== TASK PROMPT ==
Records follow. Pull out every line that contains "icon".

================

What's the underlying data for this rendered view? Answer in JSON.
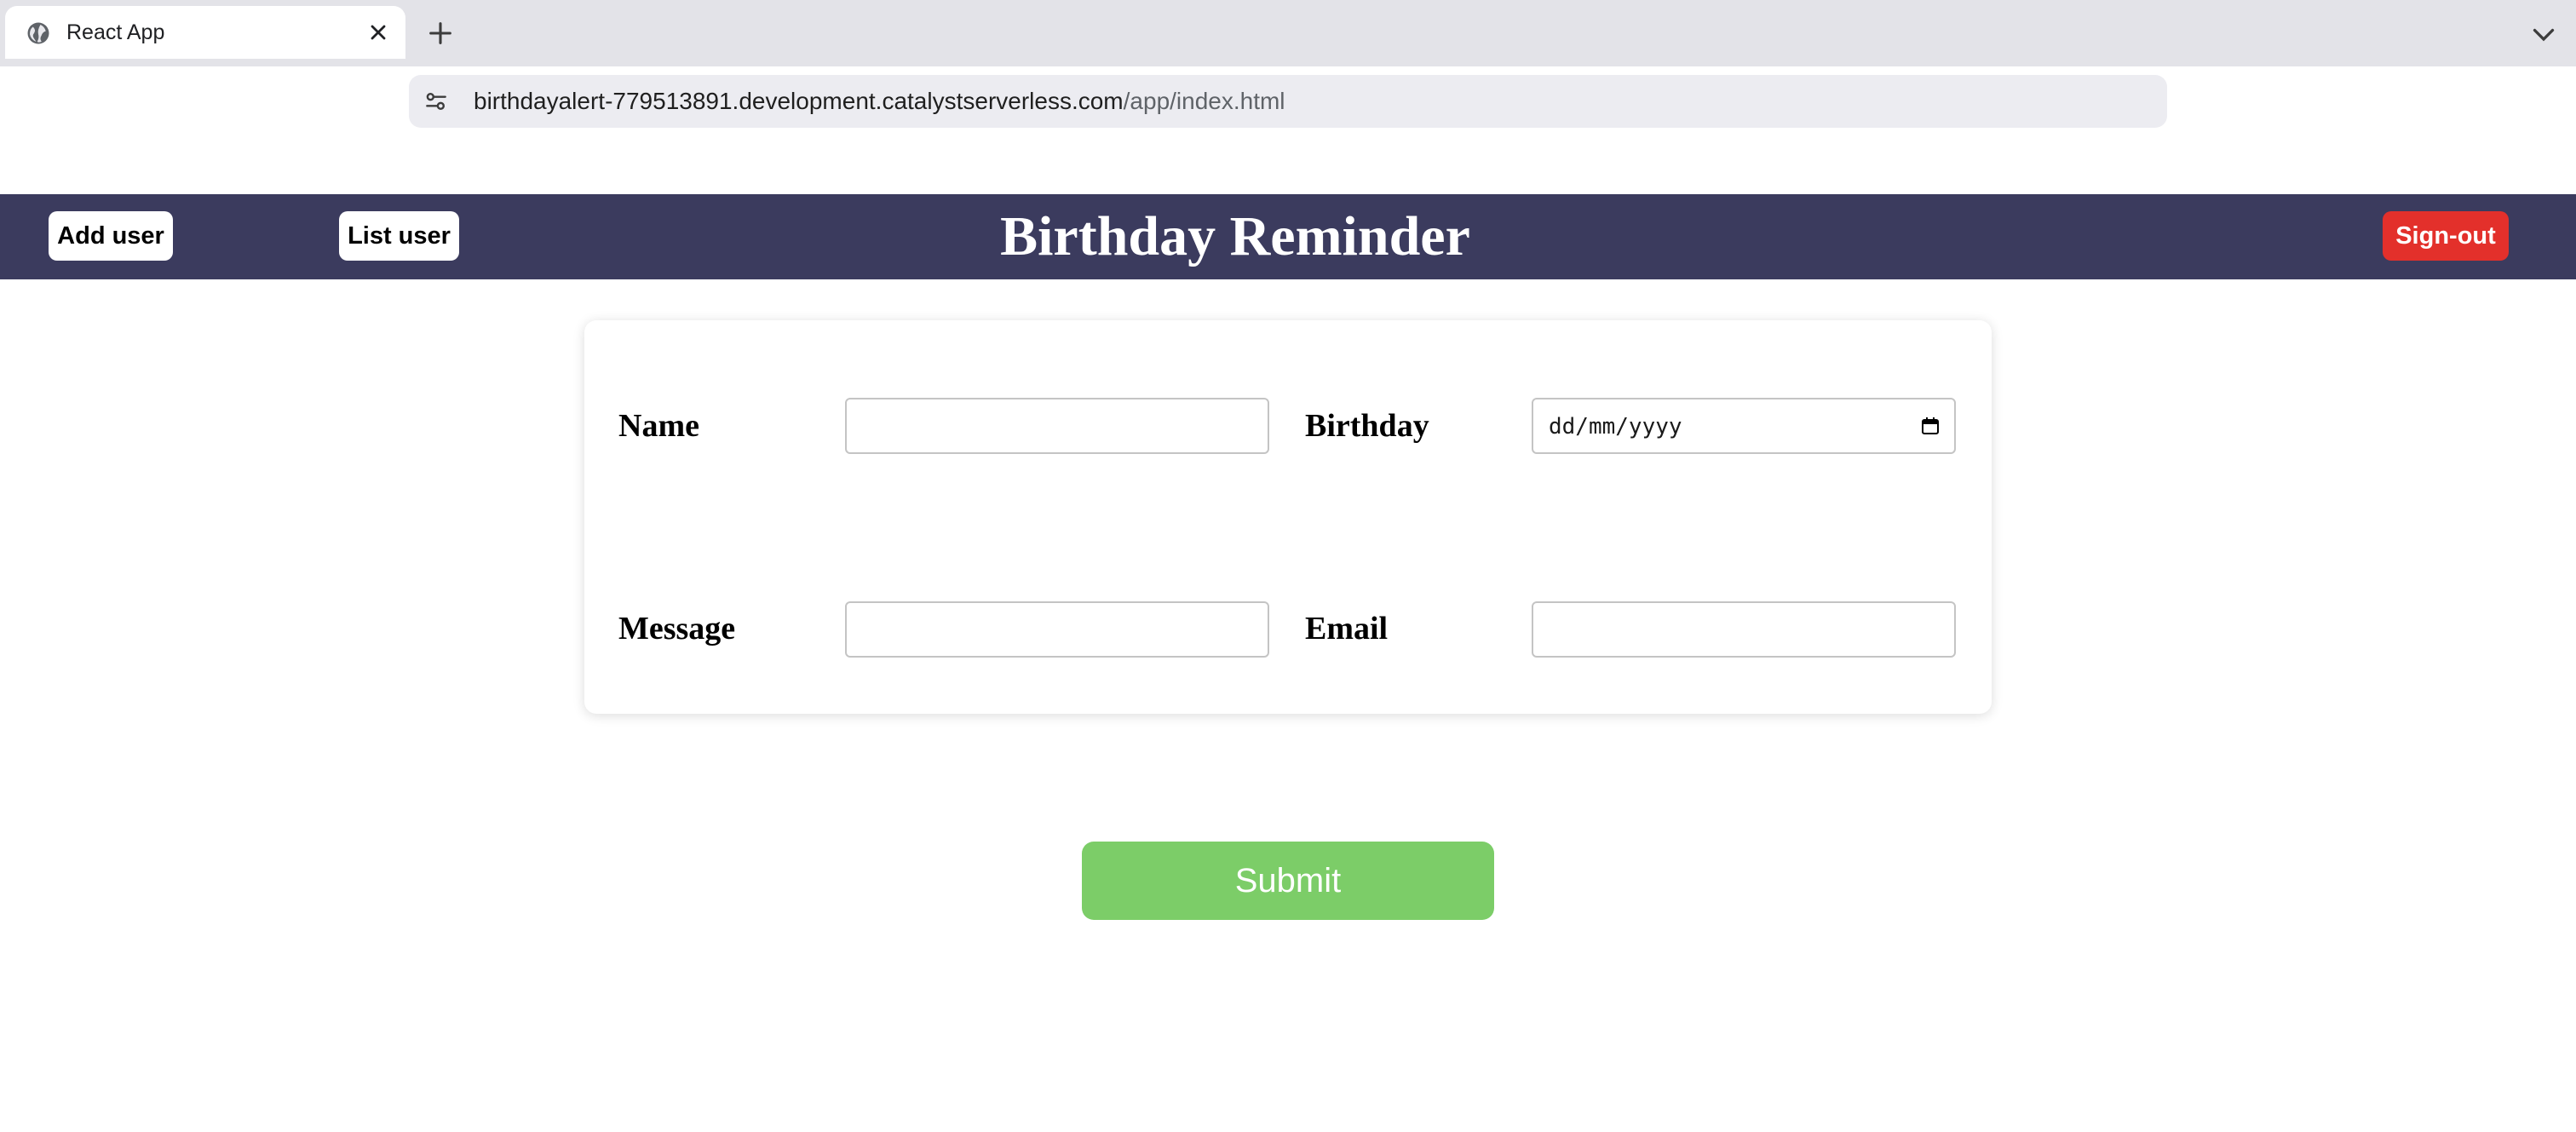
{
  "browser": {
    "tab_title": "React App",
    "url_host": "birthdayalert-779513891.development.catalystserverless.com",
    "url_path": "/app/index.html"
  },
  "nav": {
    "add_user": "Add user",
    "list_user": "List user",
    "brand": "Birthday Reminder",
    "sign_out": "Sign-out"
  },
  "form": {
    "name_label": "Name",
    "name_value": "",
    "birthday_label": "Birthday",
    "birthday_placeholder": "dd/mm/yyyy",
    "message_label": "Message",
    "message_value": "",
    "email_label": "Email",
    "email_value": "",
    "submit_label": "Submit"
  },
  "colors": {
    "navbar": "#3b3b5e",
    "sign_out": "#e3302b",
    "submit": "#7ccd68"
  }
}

================

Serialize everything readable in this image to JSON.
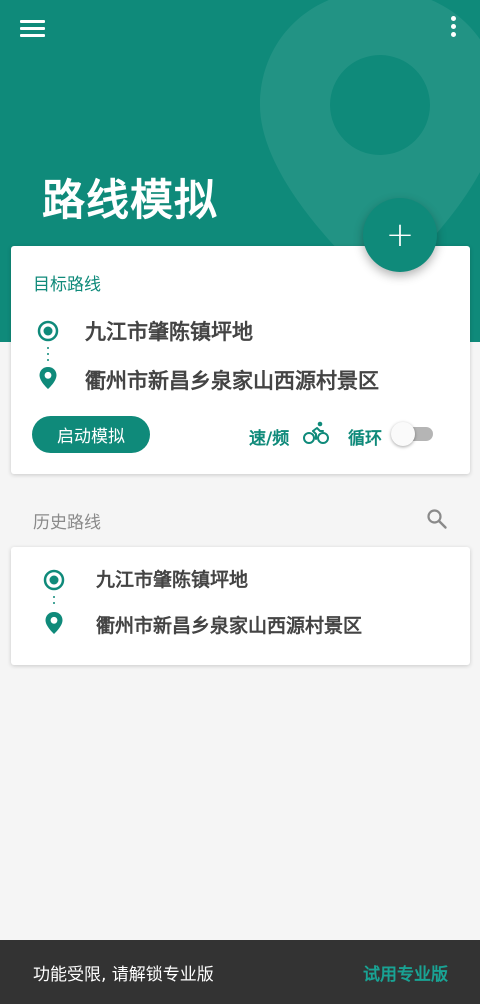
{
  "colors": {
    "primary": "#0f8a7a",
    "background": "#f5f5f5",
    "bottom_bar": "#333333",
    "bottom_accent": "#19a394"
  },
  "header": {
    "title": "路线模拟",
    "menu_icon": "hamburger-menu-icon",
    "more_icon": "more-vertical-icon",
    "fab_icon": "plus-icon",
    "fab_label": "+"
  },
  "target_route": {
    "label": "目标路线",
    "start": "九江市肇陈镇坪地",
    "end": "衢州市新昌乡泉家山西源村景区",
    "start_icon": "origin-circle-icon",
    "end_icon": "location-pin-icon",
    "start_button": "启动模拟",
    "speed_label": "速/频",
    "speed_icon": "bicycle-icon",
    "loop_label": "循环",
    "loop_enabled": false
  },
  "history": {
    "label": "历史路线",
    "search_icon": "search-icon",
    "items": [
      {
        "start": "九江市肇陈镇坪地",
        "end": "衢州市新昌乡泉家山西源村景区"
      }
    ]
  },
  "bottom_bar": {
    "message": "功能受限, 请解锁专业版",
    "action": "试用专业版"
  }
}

================

== CORRECT RESPONSE ==
    "menu_icon": "hamburger-menu-icon",
    "more_icon": "more-vertical-icon",
    "fab_icon": "plus-icon",
    "start_icon": "origin-circle-icon",
    "end_icon": "location-pin-icon",
    "speed_icon": "bicycle-icon",
    "search_icon": "search-icon",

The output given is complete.